## Exercise directions
Return the number of lines that include the string "volume", without any other text.
....
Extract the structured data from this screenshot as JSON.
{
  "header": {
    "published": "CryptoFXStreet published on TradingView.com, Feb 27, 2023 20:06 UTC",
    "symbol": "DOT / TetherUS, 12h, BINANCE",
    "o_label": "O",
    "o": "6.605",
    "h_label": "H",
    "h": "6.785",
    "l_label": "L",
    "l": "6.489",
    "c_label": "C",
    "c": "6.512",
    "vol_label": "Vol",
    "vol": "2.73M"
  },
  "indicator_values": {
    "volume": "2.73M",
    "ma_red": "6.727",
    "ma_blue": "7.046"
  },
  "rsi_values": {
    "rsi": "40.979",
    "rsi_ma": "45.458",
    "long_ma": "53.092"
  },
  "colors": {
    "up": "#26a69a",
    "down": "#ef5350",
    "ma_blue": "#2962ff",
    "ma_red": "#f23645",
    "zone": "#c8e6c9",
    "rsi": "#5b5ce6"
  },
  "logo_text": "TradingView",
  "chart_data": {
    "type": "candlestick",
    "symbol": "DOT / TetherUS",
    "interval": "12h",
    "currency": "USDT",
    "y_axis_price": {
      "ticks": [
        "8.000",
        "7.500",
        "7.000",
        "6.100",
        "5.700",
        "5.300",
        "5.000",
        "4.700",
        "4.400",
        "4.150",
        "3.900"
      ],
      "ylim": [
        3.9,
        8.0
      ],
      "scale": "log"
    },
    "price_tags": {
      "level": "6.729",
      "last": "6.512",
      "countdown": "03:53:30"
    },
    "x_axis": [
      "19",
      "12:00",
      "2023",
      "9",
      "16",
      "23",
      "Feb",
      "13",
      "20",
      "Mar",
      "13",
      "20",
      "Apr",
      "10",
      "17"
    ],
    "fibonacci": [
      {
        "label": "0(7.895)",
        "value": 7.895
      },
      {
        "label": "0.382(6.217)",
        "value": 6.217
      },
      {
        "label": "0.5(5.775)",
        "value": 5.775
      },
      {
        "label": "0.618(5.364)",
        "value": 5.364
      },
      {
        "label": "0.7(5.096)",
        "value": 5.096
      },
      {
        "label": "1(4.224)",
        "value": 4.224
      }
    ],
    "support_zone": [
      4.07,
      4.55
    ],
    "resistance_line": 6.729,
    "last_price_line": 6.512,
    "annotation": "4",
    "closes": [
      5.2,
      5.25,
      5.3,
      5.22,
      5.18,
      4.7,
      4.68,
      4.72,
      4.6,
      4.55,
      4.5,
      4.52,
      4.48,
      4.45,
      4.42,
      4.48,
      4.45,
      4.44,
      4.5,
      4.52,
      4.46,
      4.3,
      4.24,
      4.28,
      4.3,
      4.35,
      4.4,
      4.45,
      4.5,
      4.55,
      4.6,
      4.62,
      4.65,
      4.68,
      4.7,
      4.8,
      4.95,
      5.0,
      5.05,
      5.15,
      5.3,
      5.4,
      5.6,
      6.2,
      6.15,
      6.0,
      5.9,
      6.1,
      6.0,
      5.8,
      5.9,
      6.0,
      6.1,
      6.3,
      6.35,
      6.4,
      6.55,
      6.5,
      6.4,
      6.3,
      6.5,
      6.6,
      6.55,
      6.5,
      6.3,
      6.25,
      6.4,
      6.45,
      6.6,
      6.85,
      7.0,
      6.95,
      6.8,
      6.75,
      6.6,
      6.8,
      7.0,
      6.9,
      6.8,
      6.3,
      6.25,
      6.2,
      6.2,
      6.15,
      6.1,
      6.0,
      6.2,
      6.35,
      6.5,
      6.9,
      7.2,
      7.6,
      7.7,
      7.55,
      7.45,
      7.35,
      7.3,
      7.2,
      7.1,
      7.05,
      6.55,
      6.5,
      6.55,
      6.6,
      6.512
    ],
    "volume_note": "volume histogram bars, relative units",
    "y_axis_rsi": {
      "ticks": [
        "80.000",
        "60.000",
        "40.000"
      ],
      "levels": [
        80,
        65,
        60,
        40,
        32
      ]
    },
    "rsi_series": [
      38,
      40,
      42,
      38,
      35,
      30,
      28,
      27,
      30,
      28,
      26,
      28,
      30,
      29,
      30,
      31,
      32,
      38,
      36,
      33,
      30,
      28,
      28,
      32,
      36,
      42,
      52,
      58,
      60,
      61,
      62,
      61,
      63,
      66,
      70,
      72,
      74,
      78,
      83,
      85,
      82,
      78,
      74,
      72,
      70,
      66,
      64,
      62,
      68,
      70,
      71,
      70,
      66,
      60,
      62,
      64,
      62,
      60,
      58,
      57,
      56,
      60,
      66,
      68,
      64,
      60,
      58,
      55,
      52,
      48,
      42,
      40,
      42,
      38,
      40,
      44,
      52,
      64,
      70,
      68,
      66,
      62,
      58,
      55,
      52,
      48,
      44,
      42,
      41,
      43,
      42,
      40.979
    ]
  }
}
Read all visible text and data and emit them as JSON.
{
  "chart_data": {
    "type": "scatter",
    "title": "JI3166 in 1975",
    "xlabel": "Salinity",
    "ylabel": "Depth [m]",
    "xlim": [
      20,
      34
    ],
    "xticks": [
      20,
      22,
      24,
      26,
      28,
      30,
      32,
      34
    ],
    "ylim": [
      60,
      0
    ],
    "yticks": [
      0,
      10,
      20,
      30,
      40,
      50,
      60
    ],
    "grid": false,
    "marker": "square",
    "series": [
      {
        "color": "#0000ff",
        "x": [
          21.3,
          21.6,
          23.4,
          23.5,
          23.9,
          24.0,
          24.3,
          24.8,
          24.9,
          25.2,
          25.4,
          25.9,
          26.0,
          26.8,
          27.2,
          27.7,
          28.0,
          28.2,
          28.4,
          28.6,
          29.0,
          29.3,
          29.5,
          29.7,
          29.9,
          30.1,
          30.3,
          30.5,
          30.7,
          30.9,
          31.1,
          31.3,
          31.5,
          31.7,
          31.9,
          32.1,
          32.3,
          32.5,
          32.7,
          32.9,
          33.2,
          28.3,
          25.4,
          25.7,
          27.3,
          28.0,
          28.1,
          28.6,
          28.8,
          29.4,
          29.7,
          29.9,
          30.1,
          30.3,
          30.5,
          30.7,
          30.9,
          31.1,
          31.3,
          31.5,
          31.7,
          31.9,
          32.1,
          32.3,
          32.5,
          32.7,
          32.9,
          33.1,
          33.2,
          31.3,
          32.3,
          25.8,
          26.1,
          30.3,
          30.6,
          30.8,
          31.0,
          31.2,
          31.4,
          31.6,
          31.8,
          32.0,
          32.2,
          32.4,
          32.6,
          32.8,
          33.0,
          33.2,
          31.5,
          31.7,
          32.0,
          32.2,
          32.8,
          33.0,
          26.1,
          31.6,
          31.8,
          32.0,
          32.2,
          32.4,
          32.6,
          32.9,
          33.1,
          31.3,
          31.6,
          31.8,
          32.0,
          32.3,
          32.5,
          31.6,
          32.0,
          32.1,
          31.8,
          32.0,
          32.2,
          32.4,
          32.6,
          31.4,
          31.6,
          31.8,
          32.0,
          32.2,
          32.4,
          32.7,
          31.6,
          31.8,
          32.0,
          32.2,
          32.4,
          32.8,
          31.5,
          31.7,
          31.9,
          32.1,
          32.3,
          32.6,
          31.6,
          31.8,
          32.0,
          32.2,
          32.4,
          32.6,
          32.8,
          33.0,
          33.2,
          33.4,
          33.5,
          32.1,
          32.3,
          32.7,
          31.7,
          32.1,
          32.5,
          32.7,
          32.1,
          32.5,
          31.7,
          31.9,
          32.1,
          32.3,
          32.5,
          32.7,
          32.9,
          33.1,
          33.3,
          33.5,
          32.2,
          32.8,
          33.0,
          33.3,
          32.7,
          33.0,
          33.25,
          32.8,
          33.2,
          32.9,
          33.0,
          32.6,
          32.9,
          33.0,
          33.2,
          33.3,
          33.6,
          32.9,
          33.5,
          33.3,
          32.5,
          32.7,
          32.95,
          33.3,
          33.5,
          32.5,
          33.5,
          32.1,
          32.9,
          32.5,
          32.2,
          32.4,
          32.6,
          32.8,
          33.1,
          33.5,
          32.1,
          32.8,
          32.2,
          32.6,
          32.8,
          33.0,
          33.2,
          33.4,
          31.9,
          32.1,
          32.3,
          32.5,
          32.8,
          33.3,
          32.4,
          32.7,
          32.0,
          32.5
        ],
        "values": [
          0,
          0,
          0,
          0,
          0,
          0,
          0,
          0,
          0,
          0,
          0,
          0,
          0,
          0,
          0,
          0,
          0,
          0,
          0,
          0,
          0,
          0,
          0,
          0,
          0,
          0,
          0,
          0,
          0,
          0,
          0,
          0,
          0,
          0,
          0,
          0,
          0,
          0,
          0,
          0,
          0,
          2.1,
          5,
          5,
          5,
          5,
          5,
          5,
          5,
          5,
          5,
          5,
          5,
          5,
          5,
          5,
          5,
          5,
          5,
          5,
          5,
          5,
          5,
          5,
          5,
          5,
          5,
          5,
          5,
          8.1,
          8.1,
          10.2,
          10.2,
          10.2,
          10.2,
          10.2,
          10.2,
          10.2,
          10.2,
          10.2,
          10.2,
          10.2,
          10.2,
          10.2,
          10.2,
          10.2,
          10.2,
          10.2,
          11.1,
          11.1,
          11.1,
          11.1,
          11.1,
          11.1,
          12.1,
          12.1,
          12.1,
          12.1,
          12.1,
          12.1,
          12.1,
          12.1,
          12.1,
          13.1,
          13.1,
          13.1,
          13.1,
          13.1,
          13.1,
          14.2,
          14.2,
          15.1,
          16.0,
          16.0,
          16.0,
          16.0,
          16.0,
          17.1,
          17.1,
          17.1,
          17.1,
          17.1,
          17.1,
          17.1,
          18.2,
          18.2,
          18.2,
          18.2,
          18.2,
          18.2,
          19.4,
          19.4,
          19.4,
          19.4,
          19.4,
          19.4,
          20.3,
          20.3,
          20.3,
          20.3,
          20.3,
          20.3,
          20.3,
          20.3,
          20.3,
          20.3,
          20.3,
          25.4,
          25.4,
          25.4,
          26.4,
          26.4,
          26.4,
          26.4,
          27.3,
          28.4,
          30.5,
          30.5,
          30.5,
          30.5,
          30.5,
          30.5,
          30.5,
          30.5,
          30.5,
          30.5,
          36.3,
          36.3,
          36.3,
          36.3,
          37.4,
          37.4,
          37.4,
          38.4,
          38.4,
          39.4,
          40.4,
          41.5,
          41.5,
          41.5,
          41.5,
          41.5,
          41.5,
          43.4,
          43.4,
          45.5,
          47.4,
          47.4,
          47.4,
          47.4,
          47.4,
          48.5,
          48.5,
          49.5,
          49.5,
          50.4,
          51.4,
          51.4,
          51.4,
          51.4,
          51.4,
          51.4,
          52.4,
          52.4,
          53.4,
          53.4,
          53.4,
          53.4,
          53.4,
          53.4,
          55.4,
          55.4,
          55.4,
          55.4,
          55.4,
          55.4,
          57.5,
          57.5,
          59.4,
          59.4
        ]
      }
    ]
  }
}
....
## Final result
2